>> START PROVIDED RECORDS

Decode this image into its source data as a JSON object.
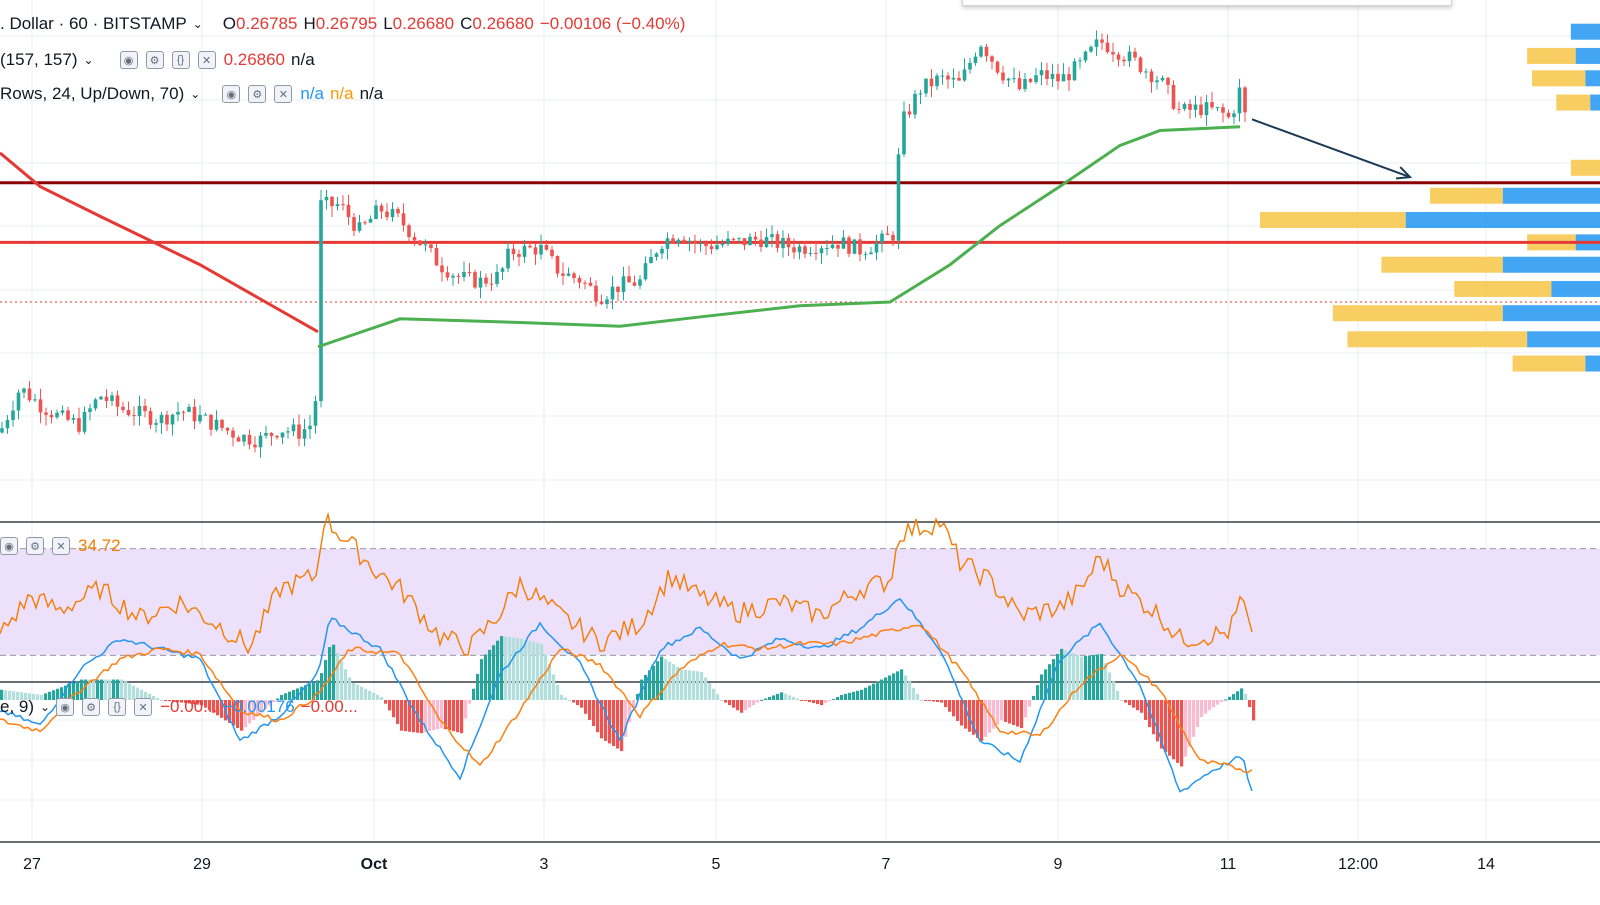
{
  "header": {
    "symbol_title": ". Dollar · 60 · BITSTAMP",
    "ohlc": [
      {
        "key": "O",
        "value": "0.26785"
      },
      {
        "key": "H",
        "value": "0.26795"
      },
      {
        "key": "L",
        "value": "0.26680"
      },
      {
        "key": "C",
        "value": "0.26680"
      }
    ],
    "change": "−0.00106 (−0.40%)"
  },
  "indicators": {
    "ma": {
      "params": "(157, 157)",
      "value": "0.26860",
      "extra": "n/a"
    },
    "volume_profile": {
      "params": "Rows, 24, Up/Down, 70)",
      "values": [
        "n/a",
        "n/a",
        "n/a"
      ]
    },
    "rsi": {
      "value": "34.72"
    },
    "macd": {
      "params": "e, 9)",
      "values": [
        "−0.00...",
        "−0.00176",
        "−0.00..."
      ]
    }
  },
  "colors": {
    "up": "#26a69a",
    "down": "#ef5350",
    "ma_green": "#4caf50",
    "ma_red": "#e53935",
    "resistance": "#8b0000",
    "support": "#e53935",
    "rsi_line": "#f57c00",
    "rsi_band": "#ede0fb",
    "macd_line": "#2196f3",
    "signal_line": "#ff7f0e",
    "vp_up": "#2196f3",
    "vp_down": "#f7c548",
    "arrow": "#1b3a57"
  },
  "chart_data": {
    "type": "candlestick",
    "x_axis_labels": [
      "27",
      "29",
      "Oct",
      "3",
      "5",
      "7",
      "9",
      "11",
      "12:00",
      "14"
    ],
    "y_range": [
      0.255,
      0.283
    ],
    "last_price": 0.2668,
    "horizontal_levels": [
      {
        "name": "resistance",
        "value": 0.2732,
        "color": "#8b0000"
      },
      {
        "name": "support",
        "value": 0.27,
        "color": "#e53935"
      },
      {
        "name": "last-price",
        "value": 0.2668,
        "color": "#e53935",
        "style": "dotted"
      }
    ],
    "price_path": [
      [
        0,
        0.2598
      ],
      [
        20,
        0.2622
      ],
      [
        40,
        0.2613
      ],
      [
        60,
        0.2606
      ],
      [
        80,
        0.2602
      ],
      [
        100,
        0.2618
      ],
      [
        120,
        0.2611
      ],
      [
        140,
        0.2608
      ],
      [
        160,
        0.2605
      ],
      [
        180,
        0.261
      ],
      [
        200,
        0.2606
      ],
      [
        220,
        0.2601
      ],
      [
        240,
        0.2596
      ],
      [
        260,
        0.2594
      ],
      [
        280,
        0.26
      ],
      [
        300,
        0.2598
      ],
      [
        315,
        0.2604
      ],
      [
        320,
        0.272
      ],
      [
        340,
        0.272
      ],
      [
        360,
        0.2706
      ],
      [
        380,
        0.2718
      ],
      [
        400,
        0.2712
      ],
      [
        420,
        0.27
      ],
      [
        440,
        0.2688
      ],
      [
        460,
        0.2681
      ],
      [
        480,
        0.2679
      ],
      [
        500,
        0.2682
      ],
      [
        510,
        0.2695
      ],
      [
        540,
        0.2697
      ],
      [
        560,
        0.2684
      ],
      [
        580,
        0.268
      ],
      [
        600,
        0.2671
      ],
      [
        620,
        0.2677
      ],
      [
        640,
        0.2679
      ],
      [
        660,
        0.27
      ],
      [
        680,
        0.2705
      ],
      [
        700,
        0.2698
      ],
      [
        720,
        0.2699
      ],
      [
        740,
        0.27
      ],
      [
        760,
        0.2702
      ],
      [
        780,
        0.2699
      ],
      [
        800,
        0.2697
      ],
      [
        820,
        0.2699
      ],
      [
        840,
        0.27
      ],
      [
        860,
        0.2696
      ],
      [
        880,
        0.27
      ],
      [
        895,
        0.2705
      ],
      [
        900,
        0.2762
      ],
      [
        920,
        0.2782
      ],
      [
        940,
        0.2788
      ],
      [
        960,
        0.2785
      ],
      [
        980,
        0.2808
      ],
      [
        1000,
        0.2792
      ],
      [
        1020,
        0.2782
      ],
      [
        1040,
        0.279
      ],
      [
        1060,
        0.2787
      ],
      [
        1080,
        0.2795
      ],
      [
        1100,
        0.2808
      ],
      [
        1120,
        0.2802
      ],
      [
        1140,
        0.2795
      ],
      [
        1160,
        0.2787
      ],
      [
        1180,
        0.277
      ],
      [
        1200,
        0.2772
      ],
      [
        1220,
        0.277
      ],
      [
        1230,
        0.2766
      ],
      [
        1240,
        0.2782
      ],
      [
        1245,
        0.2768
      ],
      [
        1252,
        0.2668
      ]
    ],
    "moving_average_green": [
      [
        318,
        0.2644
      ],
      [
        400,
        0.2659
      ],
      [
        520,
        0.2657
      ],
      [
        620,
        0.2655
      ],
      [
        700,
        0.266
      ],
      [
        800,
        0.2666
      ],
      [
        890,
        0.2668
      ],
      [
        950,
        0.2688
      ],
      [
        1000,
        0.2709
      ],
      [
        1060,
        0.273
      ],
      [
        1120,
        0.2752
      ],
      [
        1160,
        0.276
      ],
      [
        1240,
        0.2762
      ]
    ],
    "moving_average_red": [
      [
        0,
        0.2748
      ],
      [
        40,
        0.273
      ],
      [
        100,
        0.2714
      ],
      [
        200,
        0.2688
      ],
      [
        318,
        0.2652
      ]
    ],
    "projection_arrow": {
      "from": [
        1252,
        0.2766
      ],
      "to": [
        1410,
        0.2735
      ]
    },
    "volume_profile": [
      {
        "price": 0.2813,
        "up": 0.6,
        "down": 0.0
      },
      {
        "price": 0.28,
        "up": 0.5,
        "down": 1.0
      },
      {
        "price": 0.2788,
        "up": 0.3,
        "down": 1.1
      },
      {
        "price": 0.2775,
        "up": 0.2,
        "down": 0.7
      },
      {
        "price": 0.274,
        "up": 0.0,
        "down": 0.6
      },
      {
        "price": 0.2725,
        "up": 2.0,
        "down": 1.5
      },
      {
        "price": 0.2712,
        "up": 4.0,
        "down": 3.0
      },
      {
        "price": 0.27,
        "up": 0.5,
        "down": 1.0
      },
      {
        "price": 0.2688,
        "up": 2.0,
        "down": 2.5
      },
      {
        "price": 0.2675,
        "up": 1.0,
        "down": 2.0
      },
      {
        "price": 0.2662,
        "up": 2.0,
        "down": 3.5
      },
      {
        "price": 0.2648,
        "up": 1.5,
        "down": 3.7
      },
      {
        "price": 0.2635,
        "up": 0.3,
        "down": 1.5
      }
    ],
    "rsi": {
      "range": [
        20,
        80
      ],
      "band": [
        30,
        70
      ],
      "points": [
        [
          0,
          38
        ],
        [
          30,
          52
        ],
        [
          60,
          47
        ],
        [
          100,
          55
        ],
        [
          140,
          44
        ],
        [
          180,
          50
        ],
        [
          220,
          41
        ],
        [
          250,
          33
        ],
        [
          280,
          55
        ],
        [
          318,
          60
        ],
        [
          322,
          82
        ],
        [
          350,
          72
        ],
        [
          375,
          62
        ],
        [
          400,
          55
        ],
        [
          440,
          37
        ],
        [
          470,
          33
        ],
        [
          500,
          46
        ],
        [
          520,
          57
        ],
        [
          560,
          45
        ],
        [
          600,
          35
        ],
        [
          640,
          42
        ],
        [
          670,
          60
        ],
        [
          700,
          52
        ],
        [
          740,
          46
        ],
        [
          780,
          50
        ],
        [
          820,
          45
        ],
        [
          860,
          55
        ],
        [
          890,
          58
        ],
        [
          900,
          76
        ],
        [
          940,
          80
        ],
        [
          960,
          65
        ],
        [
          990,
          58
        ],
        [
          1020,
          45
        ],
        [
          1060,
          48
        ],
        [
          1080,
          54
        ],
        [
          1100,
          67
        ],
        [
          1120,
          56
        ],
        [
          1160,
          45
        ],
        [
          1180,
          36
        ],
        [
          1220,
          38
        ],
        [
          1230,
          39
        ],
        [
          1242,
          52
        ],
        [
          1252,
          35
        ]
      ]
    },
    "macd": {
      "macd_line": [
        [
          0,
          -0.0002
        ],
        [
          40,
          -0.0005
        ],
        [
          80,
          0.0006
        ],
        [
          120,
          0.0012
        ],
        [
          160,
          0.001
        ],
        [
          200,
          0.0008
        ],
        [
          240,
          -0.0008
        ],
        [
          280,
          -0.0003
        ],
        [
          318,
          0.0005
        ],
        [
          330,
          0.0016
        ],
        [
          380,
          0.001
        ],
        [
          420,
          -0.0004
        ],
        [
          460,
          -0.0015
        ],
        [
          500,
          0.0005
        ],
        [
          540,
          0.0015
        ],
        [
          580,
          0.0007
        ],
        [
          620,
          -0.0008
        ],
        [
          660,
          0.001
        ],
        [
          700,
          0.0014
        ],
        [
          740,
          0.0008
        ],
        [
          780,
          0.0012
        ],
        [
          820,
          0.001
        ],
        [
          860,
          0.0014
        ],
        [
          900,
          0.002
        ],
        [
          940,
          0.001
        ],
        [
          980,
          -0.0008
        ],
        [
          1020,
          -0.0012
        ],
        [
          1060,
          0.0008
        ],
        [
          1100,
          0.0015
        ],
        [
          1140,
          0.0003
        ],
        [
          1180,
          -0.0018
        ],
        [
          1210,
          -0.0014
        ],
        [
          1242,
          -0.0011
        ],
        [
          1252,
          -0.0018
        ]
      ],
      "signal_line": [
        [
          0,
          -0.0004
        ],
        [
          40,
          -0.0006
        ],
        [
          80,
          0.0002
        ],
        [
          120,
          0.0008
        ],
        [
          160,
          0.001
        ],
        [
          200,
          0.0009
        ],
        [
          240,
          -0.0002
        ],
        [
          280,
          -0.0004
        ],
        [
          318,
          0.0001
        ],
        [
          350,
          0.001
        ],
        [
          400,
          0.0009
        ],
        [
          440,
          -0.0004
        ],
        [
          480,
          -0.0013
        ],
        [
          520,
          -0.0002
        ],
        [
          560,
          0.001
        ],
        [
          600,
          0.0007
        ],
        [
          640,
          -0.0003
        ],
        [
          680,
          0.0006
        ],
        [
          720,
          0.0011
        ],
        [
          760,
          0.001
        ],
        [
          800,
          0.0011
        ],
        [
          840,
          0.0011
        ],
        [
          880,
          0.0013
        ],
        [
          920,
          0.0015
        ],
        [
          960,
          0.0006
        ],
        [
          1000,
          -0.0006
        ],
        [
          1040,
          -0.0007
        ],
        [
          1080,
          0.0003
        ],
        [
          1120,
          0.0009
        ],
        [
          1160,
          0.0002
        ],
        [
          1200,
          -0.0012
        ],
        [
          1230,
          -0.0013
        ],
        [
          1252,
          -0.0014
        ]
      ],
      "range": [
        -0.0025,
        0.0025
      ]
    }
  }
}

>> END PROVIDED RECORDS

▶ _WRITTEN EXERCISE_
Work out how many lines above contain the word "resistance". Give only the number.

▶ _THE OUTPUT_
2